**PROBLEM TO SOLVE:** Print the entries that appear below, exactly as written and without their pictures.

**SUPPLIED RECORDS:**
•••

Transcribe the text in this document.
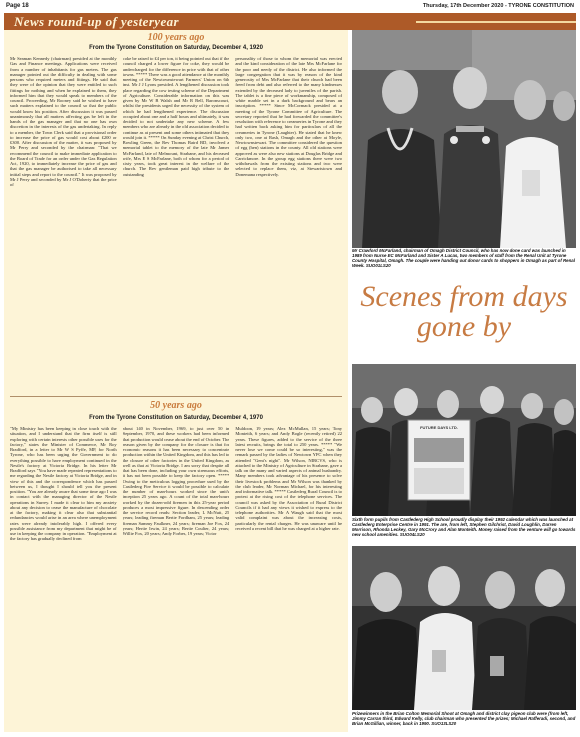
Page 18	Thursday, 17th December 2020 - TYRONE CONSTITUTION
News round-up of yesteryear
100 years ago
From the Tyrone Constitution on Saturday, December 4, 1920

Mr Seaman Kennedy (chairman) presided at the monthly Gas and Finance meetings. Applications were received from a number of inhabitants for gas meters. The gas manager pointed out the difficulty in dealing with some persons who required meters and fittings. He said that they were of the opinion that they were entitled to such fittings for nothing and when he explained to them, they informed him that they would speak to members of the council. Proceeding, Mr Rooney said he wished to have such matters explained to the council so that the public would know his position. After discussion it was passed unanimously that all matters affecting gas be left in the hands of the gas manager and that no one has own discretion in the interests of the gas undertaking. In reply to a member, the Town Clerk said that a provisional order to increase the price of gas would cost about £200 or £300. After discussion of the matter, it was proposed by Mr Perry and seconded by the chairman: "That we recommend the council to make immediate application to the Board of Trade for an order under the Gas Regulation Act, 1920, to immediately increase the price of gas and that the gas manager be authorised to take all necessary initial steps and report to the council." It was proposed by Mr J Perry and seconded by Mr J O'Doherty that the price of

coke be raised to £4 per ton, it being pointed out that if the council charged a lower figure for coke, they would be undercharged for the difference in price with that of other towns. ***** There was a good attendance at the monthly meeting of the Newtownstewart Farmers' Union on 6th inst. Mr J J Lyons presided. A lengthened discussion took place regarding the cow testing scheme of the Department of Agriculture. Considerable information on this was given by Mr W B Walsh and Mr R Bell, Baronscourt, whilst the presidents urged the necessity of the system of which he had lengthened experience. The discussion occupied about one and a half hours and ultimately, it was decided to not undertake any new scheme. A few members who are already in the old association decided to continue as at present and some others intimated that they would join it. ***** On Sunday evening at Christ Church, Bowling Green, the Rev Thomas Baird BD, involved a memorial tablet to the memory of the late Mr James McFarland, late of Melmount, Strabane, and his deceased wife, Mrs E S McFarlane, both of whom for a period of sixty years, took great interest in the welfare of the church. The Rev gentleman paid high tribute to the outstanding

personality of those to whom the memorial was erected and the kind consideration of the late Mrs McFarlane for the poor and needy of the district. He also informed the large congregation that it was by reason of the kind generosity of Mrs McFarlane that their church had been freed from debt and also referred to the many kindnesses extended by the deceased lady to juveniles of the parish. The tablet is a fine piece of workmanship, composed of white marble set in a dark background and bears an inscription. ***** Since McCormack presided at a meeting of the Tyrone Committee of Agriculture. The secretary reported that he had forwarded the committee's resolution with reference to creameries in Tyrone and they had written back asking him for particulars of all the creameries in Tyrone (Laughter). He stated that he knew only two, one at Rash, Omagh and the other at Moyle, Newtownstewart. The committee considered the question of egg (hen) stations in the county. All old stations were approved as were also new stations at Douglas Bridge and Carrickmore. In the group egg stations there were two withdrawals from the existing stations and two were selected to replace them, viz, at Stewartstown and Donemana respectively.

50 years ago
From the Tyrone Constitution on Saturday, December 4, 1970

"My Ministry has been keeping in close touch with the situation, and I understand that the firm itself is still exploring with certain interests other possible uses for the factory," states the Minister of Commerce, Mr Roy Bradford, in a letter to Mr W S Pyffe, MP, for North Tyrone, who has been urging the Government to do everything possible to have employment continued in the Nestle's factory at Victoria Bridge. In his letter Mr Bradford says "You have made repeated representations to me regarding the Nestle factory at Victoria Bridge, and in view of this and the correspondence which has passed between us, I thought I should tell you the present position. "You are already aware that some time ago I was in contact with the managing director of the Nestle operations in Surrey. I made it clear to him my anxiety about any decision to cease the manufacture of chocolate at the factory, making it clear also that substantial redundancies would arise in an area where unemployment rates were already intolerably high. I offered every possible assistance from my department that might be of use in keeping the company in operation. "Employment at the factory has gradually declined from

about 140 in November, 1969, to just over 50 in September, 1970, and these workers had been informed that production would cease about the end of October. The reason given by the company for the closure is that for economic reasons it has been necessary to concentrate production within the United Kingdom, and this has led to the closure of other factories in the United Kingdom, as well as that at Victoria Bridge. I am sorry that despite all that has been done, including your own strenuous efforts, it has not been possible to keep the factory open. ***** Owing to the meticulous logging procedure used by the Castlederg Fire Service it would be possible to calculate the number of man-hours worked since the unit's inception 25 years ago. A count of the total man-hours worked by the dozen-odd firemen in this 25-year period produces a most impressive figure. In descending order the service record reads: Section leader, L McNutt, 25 years; leading fireman Bertie Fordham, 25 years; leading fireman Sammy Faulkner, 24 years; fireman Joe Fox, 24 years; Hertie Irwin, 24 years; Bertie Coulter, 24 years; Willie Fox, 20 years; Andy Forbes, 19 years; Victor

Muldoon, 19 years; Alex McMullan, 15 years; Tony Monteith, 6 years; and Andy Bogle (recently retired) 22 years. These figures, added to the service of the three latest recruits, brings the total to 250 years. ***** "We never lose we come could be so interesting," was the remark passed by the ladies of Newtown YFC when they attended "Gent's night". Mr Wilson, NIRCVS, who is attached to the Ministry of Agriculture in Strabane, gave a talk on the many and varied aspects of animal husbandry. Many members took advantage of his presence to solve their livestock problems and Mr Wilson was thanked by the club leader, Mr Norman Michael, for his interesting and informative talk. ***** Castlederg Rural Council is to protest at the rising cost of the telephone services. The council was asked by the Association of Rural District Councils if it had any views it wished to express to the telephone authorities. Mr A Waugh said that the most valid complaint was about the increasing costs, particularly the rental charges. He was unaware until he received a recent bill that he was charged at a higher rate.

Mr Crawford McFarland, chairman of Omagh District Council, who has now done card was launched in 1989 from Nurse EC McFarland and Sister A Lucas, two members of staff from the Renal Unit at Tyrone County Hospital, Omagh. The couple were handing out donor cards to shoppers in Omagh as part of Renal Week. SUO01LS20
Scenes from days gone by
FUTURE DAYS LTD.
Sixth form pupils from Castlederg High School proudly display their 1992 calendar which was launched at Castlederg Enterprise Centre in 1991. The are, from left, Stephen Gilchrist, David Loughlin, Darren Morrison, Rhonda Leckey, Gary McCrory and Alan Monteith. Money raised from the venture will go towards new school amenities. SUO04LS20
Prizewinners in the Brian Colton Memorial Shoot at Omagh and district clay pigeon club were (from left, Jimmy Carran third, Edward Kelly, club chairman who presented the prizes; Michael Rafferadi, second, and Brian McGillian, winner, back in 1990. SUO13LS20
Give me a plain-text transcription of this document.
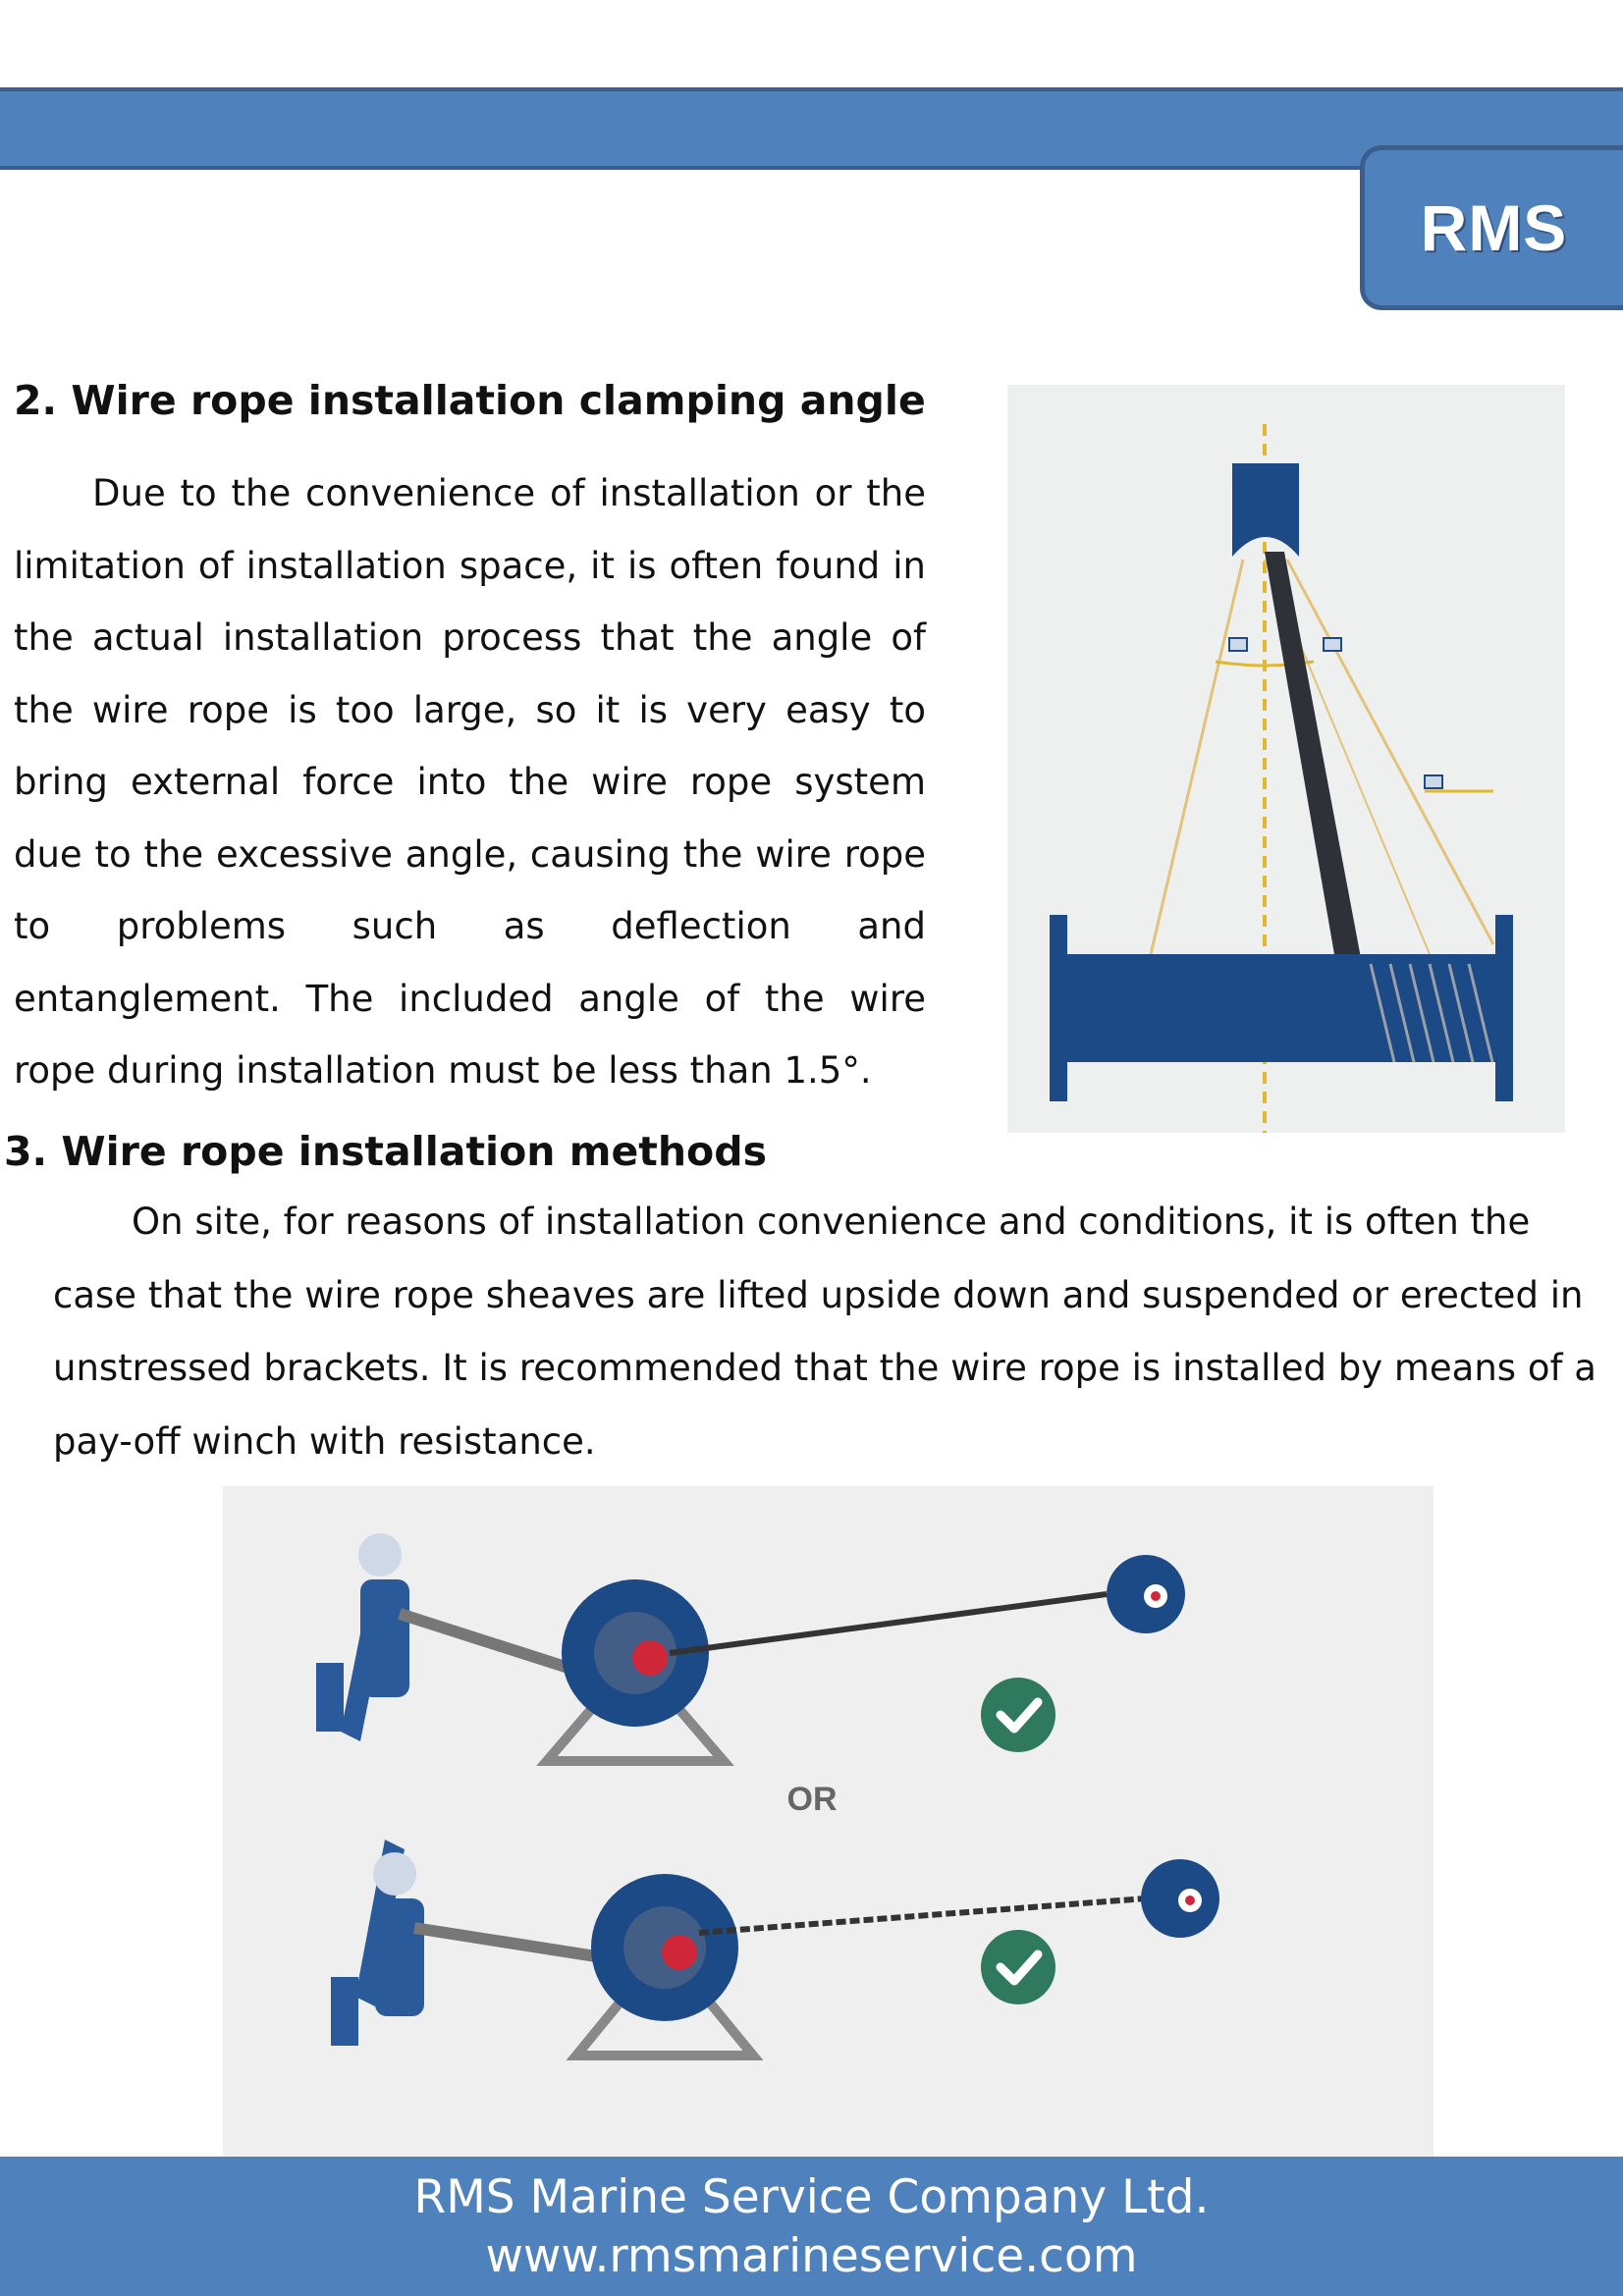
RMS
2. Wire rope installation clamping angle

Due to the convenience of installation or the limitation of installation space, it is often found in the actual installation process that the angle of the wire rope is too large, so it is very easy to bring external force into the wire rope system due to the excessive angle, causing the wire rope to problems such as deflection and entanglement. The included angle of the wire rope during installation must be less than 1.5°.

3. Wire rope installation methods

On site, for reasons of installation convenience and conditions, it is often the case that the wire rope sheaves are lifted upside down and suspended or erected in unstressed brackets. It is recommended that the wire rope is installed by means of a pay-off winch with resistance.

OR
RMS Marine Service Company Ltd.
www.rmsmarineservice.com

•••

**TASK OUTPUT:**
Transcribe the text in this document.
Page 18	Thursday, 17th December 2020 - TYRONE CONSTITUTION
News round-up of yesteryear
100 years ago
From the Tyrone Constitution on Saturday, December 4, 1920

Mr Seaman Kennedy (chairman) presided at the monthly Gas and Finance meetings. Applications were received from a number of inhabitants for gas meters. The gas manager pointed out the difficulty in dealing with some persons who required meters and fittings. He said that they were of the opinion that they were entitled to such fittings for nothing and when he explained to them, they informed him that they would speak to members of the council. Proceeding, Mr Rooney said he wished to have such matters explained to the council so that the public would know his position. After discussion it was passed unanimously that all matters affecting gas be left in the hands of the gas manager and that no one has own discretion in the interests of the gas undertaking. In reply to a member, the Town Clerk said that a provisional order to increase the price of gas would cost about £200 or £300. After discussion of the matter, it was proposed by Mr Perry and seconded by the chairman: "That we recommend the council to make immediate application to the Board of Trade for an order under the Gas Regulation Act, 1920, to immediately increase the price of gas and that the gas manager be authorised to take all necessary initial steps and report to the council." It was proposed by Mr J Perry and seconded by Mr J O'Doherty that the price of

coke be raised to £4 per ton, it being pointed out that if the council charged a lower figure for coke, they would be undercharged for the difference in price with that of other towns. ***** There was a good attendance at the monthly meeting of the Newtownstewart Farmers' Union on 6th inst. Mr J J Lyons presided. A lengthened discussion took place regarding the cow testing scheme of the Department of Agriculture. Considerable information on this was given by Mr W B Walsh and Mr R Bell, Baronscourt, whilst the presidents urged the necessity of the system of which he had lengthened experience. The discussion occupied about one and a half hours and ultimately, it was decided to not undertake any new scheme. A few members who are already in the old association decided to continue as at present and some others intimated that they would join it. ***** On Sunday evening at Christ Church, Bowling Green, the Rev Thomas Baird BD, involved a memorial tablet to the memory of the late Mr James McFarland, late of Melmount, Strabane, and his deceased wife, Mrs E S McFarlane, both of whom for a period of sixty years, took great interest in the welfare of the church. The Rev gentleman paid high tribute to the outstanding

personality of those to whom the memorial was erected and the kind consideration of the late Mrs McFarlane for the poor and needy of the district. He also informed the large congregation that it was by reason of the kind generosity of Mrs McFarlane that their church had been freed from debt and also referred to the many kindnesses extended by the deceased lady to juveniles of the parish. The tablet is a fine piece of workmanship, composed of white marble set in a dark background and bears an inscription. ***** Since McCormack presided at a meeting of the Tyrone Committee of Agriculture. The secretary reported that he had forwarded the committee's resolution with reference to creameries in Tyrone and they had written back asking him for particulars of all the creameries in Tyrone (Laughter). He stated that he knew only two, one at Rash, Omagh and the other at Moyle, Newtownstewart. The committee considered the question of egg (hen) stations in the county. All old stations were approved as were also new stations at Douglas Bridge and Carrickmore. In the group egg stations there were two withdrawals from the existing stations and two were selected to replace them, viz, at Stewartstown and Donemana respectively.

50 years ago
From the Tyrone Constitution on Saturday, December 4, 1970

"My Ministry has been keeping in close touch with the situation, and I understand that the firm itself is still exploring with certain interests other possible uses for the factory," states the Minister of Commerce, Mr Roy Bradford, in a letter to Mr W S Pyffe, MP, for North Tyrone, who has been urging the Government to do everything possible to have employment continued in the Nestle's factory at Victoria Bridge. In his letter Mr Bradford says "You have made repeated representations to me regarding the Nestle factory at Victoria Bridge, and in view of this and the correspondence which has passed between us, I thought I should tell you the present position. "You are already aware that some time ago I was in contact with the managing director of the Nestle operations in Surrey. I made it clear to him my anxiety about any decision to cease the manufacture of chocolate at the factory, making it clear also that substantial redundancies would arise in an area where unemployment rates were already intolerably high. I offered every possible assistance from my department that might be of use in keeping the company in operation. "Employment at the factory has gradually declined from

about 140 in November, 1969, to just over 50 in September, 1970, and these workers had been informed that production would cease about the end of October. The reason given by the company for the closure is that for economic reasons it has been necessary to concentrate production within the United Kingdom, and this has led to the closure of other factories in the United Kingdom, as well as that at Victoria Bridge. I am sorry that despite all that has been done, including your own strenuous efforts, it has not been possible to keep the factory open. ***** Owing to the meticulous logging procedure used by the Castlederg Fire Service it would be possible to calculate the number of man-hours worked since the unit's inception 25 years ago. A count of the total man-hours worked by the dozen-odd firemen in this 25-year period produces a most impressive figure. In descending order the service record reads: Section leader, L McNutt, 25 years; leading fireman Bertie Fordham, 25 years; leading fireman Sammy Faulkner, 24 years; fireman Joe Fox, 24 years; Hertie Irwin, 24 years; Bertie Coulter, 24 years; Willie Fox, 20 years; Andy Forbes, 19 years; Victor

Muldoon, 19 years; Alex McMullan, 15 years; Tony Monteith, 6 years; and Andy Bogle (recently retired) 22 years. These figures, added to the service of the three latest recruits, brings the total to 250 years. ***** "We never lose we come could be so interesting," was the remark passed by the ladies of Newtown YFC when they attended "Gent's night". Mr Wilson, NIRCVS, who is attached to the Ministry of Agriculture in Strabane, gave a talk on the many and varied aspects of animal husbandry. Many members took advantage of his presence to solve their livestock problems and Mr Wilson was thanked by the club leader, Mr Norman Michael, for his interesting and informative talk. ***** Castlederg Rural Council is to protest at the rising cost of the telephone services. The council was asked by the Association of Rural District Councils if it had any views it wished to express to the telephone authorities. Mr A Waugh said that the most valid complaint was about the increasing costs, particularly the rental charges. He was unaware until he received a recent bill that he was charged at a higher rate.

Mr Crawford McFarland, chairman of Omagh District Council, who has now done card was launched in 1989 from Nurse EC McFarland and Sister A Lucas, two members of staff from the Renal Unit at Tyrone County Hospital, Omagh. The couple were handing out donor cards to shoppers in Omagh as part of Renal Week. SUO01LS20
Scenes from days gone by
FUTURE DAYS LTD.
Sixth form pupils from Castlederg High School proudly display their 1992 calendar which was launched at Castlederg Enterprise Centre in 1991. The are, from left, Stephen Gilchrist, David Loughlin, Darren Morrison, Rhonda Leckey, Gary McCrory and Alan Monteith. Money raised from the venture will go towards new school amenities. SUO04LS20
Prizewinners in the Brian Colton Memorial Shoot at Omagh and district clay pigeon club were (from left, Jimmy Carran third, Edward Kelly, club chairman who presented the prizes; Michael Rafferadi, second, and Brian McGillian, winner, back in 1990. SUO13LS20
Give me a plain-text transcription of this document.
RMS
2. Wire rope installation clamping angle

Due to the convenience of installation or the limitation of installation space, it is often found in the actual installation process that the angle of the wire rope is too large, so it is very easy to bring external force into the wire rope system due to the excessive angle, causing the wire rope to problems such as deflection and entanglement. The included angle of the wire rope during installation must be less than 1.5°.

3. Wire rope installation methods

On site, for reasons of installation convenience and conditions, it is often the case that the wire rope sheaves are lifted upside down and suspended or erected in unstressed brackets. It is recommended that the wire rope is installed by means of a pay-off winch with resistance.

OR
RMS Marine Service Company Ltd.
www.rmsmarineservice.com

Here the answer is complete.